- **EXERCISE DIRECTIONS**
Quote the whole listing word for word, please.

- **MATERIAL SUPPLIED**
+===+

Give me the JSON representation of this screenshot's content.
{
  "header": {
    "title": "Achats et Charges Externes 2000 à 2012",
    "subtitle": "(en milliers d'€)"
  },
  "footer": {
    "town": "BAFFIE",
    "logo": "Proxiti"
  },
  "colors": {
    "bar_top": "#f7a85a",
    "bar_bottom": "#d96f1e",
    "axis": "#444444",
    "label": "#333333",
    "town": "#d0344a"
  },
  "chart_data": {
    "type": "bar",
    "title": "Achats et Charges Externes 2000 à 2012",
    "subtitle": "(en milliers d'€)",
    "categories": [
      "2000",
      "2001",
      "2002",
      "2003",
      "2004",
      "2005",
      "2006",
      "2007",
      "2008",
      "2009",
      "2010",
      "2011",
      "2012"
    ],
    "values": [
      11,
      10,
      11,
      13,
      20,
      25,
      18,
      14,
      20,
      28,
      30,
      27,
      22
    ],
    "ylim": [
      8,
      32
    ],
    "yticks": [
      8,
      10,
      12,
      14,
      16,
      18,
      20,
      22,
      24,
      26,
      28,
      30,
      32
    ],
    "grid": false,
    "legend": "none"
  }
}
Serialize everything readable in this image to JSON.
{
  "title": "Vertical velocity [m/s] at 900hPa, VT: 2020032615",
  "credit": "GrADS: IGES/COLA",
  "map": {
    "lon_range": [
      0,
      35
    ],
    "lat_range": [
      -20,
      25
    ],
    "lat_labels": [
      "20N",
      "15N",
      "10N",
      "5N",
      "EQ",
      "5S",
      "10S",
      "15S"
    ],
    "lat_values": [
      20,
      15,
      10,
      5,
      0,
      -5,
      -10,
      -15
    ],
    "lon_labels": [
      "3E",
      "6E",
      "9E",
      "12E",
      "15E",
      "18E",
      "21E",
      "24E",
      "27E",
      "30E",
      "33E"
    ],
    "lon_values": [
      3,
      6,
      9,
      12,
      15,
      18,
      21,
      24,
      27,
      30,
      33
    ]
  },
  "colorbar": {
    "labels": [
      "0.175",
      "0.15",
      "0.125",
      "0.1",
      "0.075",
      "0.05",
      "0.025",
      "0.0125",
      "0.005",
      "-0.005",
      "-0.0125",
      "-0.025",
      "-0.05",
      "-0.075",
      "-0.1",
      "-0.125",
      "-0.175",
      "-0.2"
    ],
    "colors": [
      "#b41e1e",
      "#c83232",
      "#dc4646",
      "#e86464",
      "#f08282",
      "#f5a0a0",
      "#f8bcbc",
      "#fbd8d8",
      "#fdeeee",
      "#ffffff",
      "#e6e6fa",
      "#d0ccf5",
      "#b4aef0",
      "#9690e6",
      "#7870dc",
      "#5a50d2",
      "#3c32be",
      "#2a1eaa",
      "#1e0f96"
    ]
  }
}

+===+

- **SOLUTION**
Give me the JSON representation of this screenshot's content.
{
  "header": {
    "title": "Achats et Charges Externes 2000 à 2012",
    "subtitle": "(en milliers d'€)"
  },
  "footer": {
    "town": "BAFFIE",
    "logo": "Proxiti"
  },
  "colors": {
    "bar_top": "#f7a85a",
    "bar_bottom": "#d96f1e",
    "axis": "#444444",
    "label": "#333333",
    "town": "#d0344a"
  },
  "chart_data": {
    "type": "bar",
    "title": "Achats et Charges Externes 2000 à 2012",
    "subtitle": "(en milliers d'€)",
    "categories": [
      "2000",
      "2001",
      "2002",
      "2003",
      "2004",
      "2005",
      "2006",
      "2007",
      "2008",
      "2009",
      "2010",
      "2011",
      "2012"
    ],
    "values": [
      11,
      10,
      11,
      13,
      20,
      25,
      18,
      14,
      20,
      28,
      30,
      27,
      22
    ],
    "ylim": [
      8,
      32
    ],
    "yticks": [
      8,
      10,
      12,
      14,
      16,
      18,
      20,
      22,
      24,
      26,
      28,
      30,
      32
    ],
    "grid": false,
    "legend": "none"
  }
}
Serialize everything readable in this image to JSON.
{
  "title": "Vertical velocity [m/s] at 900hPa, VT: 2020032615",
  "credit": "GrADS: IGES/COLA",
  "map": {
    "lon_range": [
      0,
      35
    ],
    "lat_range": [
      -20,
      25
    ],
    "lat_labels": [
      "20N",
      "15N",
      "10N",
      "5N",
      "EQ",
      "5S",
      "10S",
      "15S"
    ],
    "lat_values": [
      20,
      15,
      10,
      5,
      0,
      -5,
      -10,
      -15
    ],
    "lon_labels": [
      "3E",
      "6E",
      "9E",
      "12E",
      "15E",
      "18E",
      "21E",
      "24E",
      "27E",
      "30E",
      "33E"
    ],
    "lon_values": [
      3,
      6,
      9,
      12,
      15,
      18,
      21,
      24,
      27,
      30,
      33
    ]
  },
  "colorbar": {
    "labels": [
      "0.175",
      "0.15",
      "0.125",
      "0.1",
      "0.075",
      "0.05",
      "0.025",
      "0.0125",
      "0.005",
      "-0.005",
      "-0.0125",
      "-0.025",
      "-0.05",
      "-0.075",
      "-0.1",
      "-0.125",
      "-0.175",
      "-0.2"
    ],
    "colors": [
      "#b41e1e",
      "#c83232",
      "#dc4646",
      "#e86464",
      "#f08282",
      "#f5a0a0",
      "#f8bcbc",
      "#fbd8d8",
      "#fdeeee",
      "#ffffff",
      "#e6e6fa",
      "#d0ccf5",
      "#b4aef0",
      "#9690e6",
      "#7870dc",
      "#5a50d2",
      "#3c32be",
      "#2a1eaa",
      "#1e0f96"
    ]
  }
}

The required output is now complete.